◆ **SET TASK**: Exactly as written, retype the listing below, omitting the pictures.
——————————
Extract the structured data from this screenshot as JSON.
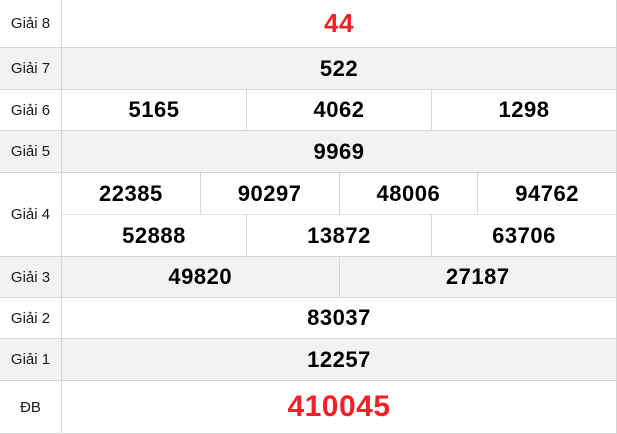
{
  "colors": {
    "highlight_red": "#f32028",
    "alt_row_bg": "#f2f2f2",
    "border": "#d6d6d6",
    "number_black": "#000000"
  },
  "table": {
    "rows": [
      {
        "label": "Giải 8",
        "highlight": true,
        "values": [
          [
            "44"
          ]
        ]
      },
      {
        "label": "Giải 7",
        "highlight": false,
        "values": [
          [
            "522"
          ]
        ]
      },
      {
        "label": "Giải 6",
        "highlight": false,
        "values": [
          [
            "5165",
            "4062",
            "1298"
          ]
        ]
      },
      {
        "label": "Giải 5",
        "highlight": false,
        "values": [
          [
            "9969"
          ]
        ]
      },
      {
        "label": "Giải 4",
        "highlight": false,
        "values": [
          [
            "22385",
            "90297",
            "48006",
            "94762"
          ],
          [
            "52888",
            "13872",
            "63706"
          ]
        ]
      },
      {
        "label": "Giải 3",
        "highlight": false,
        "values": [
          [
            "49820",
            "27187"
          ]
        ]
      },
      {
        "label": "Giải 2",
        "highlight": false,
        "values": [
          [
            "83037"
          ]
        ]
      },
      {
        "label": "Giải 1",
        "highlight": false,
        "values": [
          [
            "12257"
          ]
        ]
      },
      {
        "label": "ĐB",
        "highlight": true,
        "values": [
          [
            "410045"
          ]
        ]
      }
    ]
  }
}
——————————
◆ **SOLVED EXERCISE**:
Extract the structured data from this screenshot as JSON.
{
  "colors": {
    "highlight_red": "#f32028",
    "alt_row_bg": "#f2f2f2",
    "border": "#d6d6d6",
    "number_black": "#000000"
  },
  "table": {
    "rows": [
      {
        "label": "Giải 8",
        "highlight": true,
        "values": [
          [
            "44"
          ]
        ]
      },
      {
        "label": "Giải 7",
        "highlight": false,
        "values": [
          [
            "522"
          ]
        ]
      },
      {
        "label": "Giải 6",
        "highlight": false,
        "values": [
          [
            "5165",
            "4062",
            "1298"
          ]
        ]
      },
      {
        "label": "Giải 5",
        "highlight": false,
        "values": [
          [
            "9969"
          ]
        ]
      },
      {
        "label": "Giải 4",
        "highlight": false,
        "values": [
          [
            "22385",
            "90297",
            "48006",
            "94762"
          ],
          [
            "52888",
            "13872",
            "63706"
          ]
        ]
      },
      {
        "label": "Giải 3",
        "highlight": false,
        "values": [
          [
            "49820",
            "27187"
          ]
        ]
      },
      {
        "label": "Giải 2",
        "highlight": false,
        "values": [
          [
            "83037"
          ]
        ]
      },
      {
        "label": "Giải 1",
        "highlight": false,
        "values": [
          [
            "12257"
          ]
        ]
      },
      {
        "label": "ĐB",
        "highlight": true,
        "values": [
          [
            "410045"
          ]
        ]
      }
    ]
  }
}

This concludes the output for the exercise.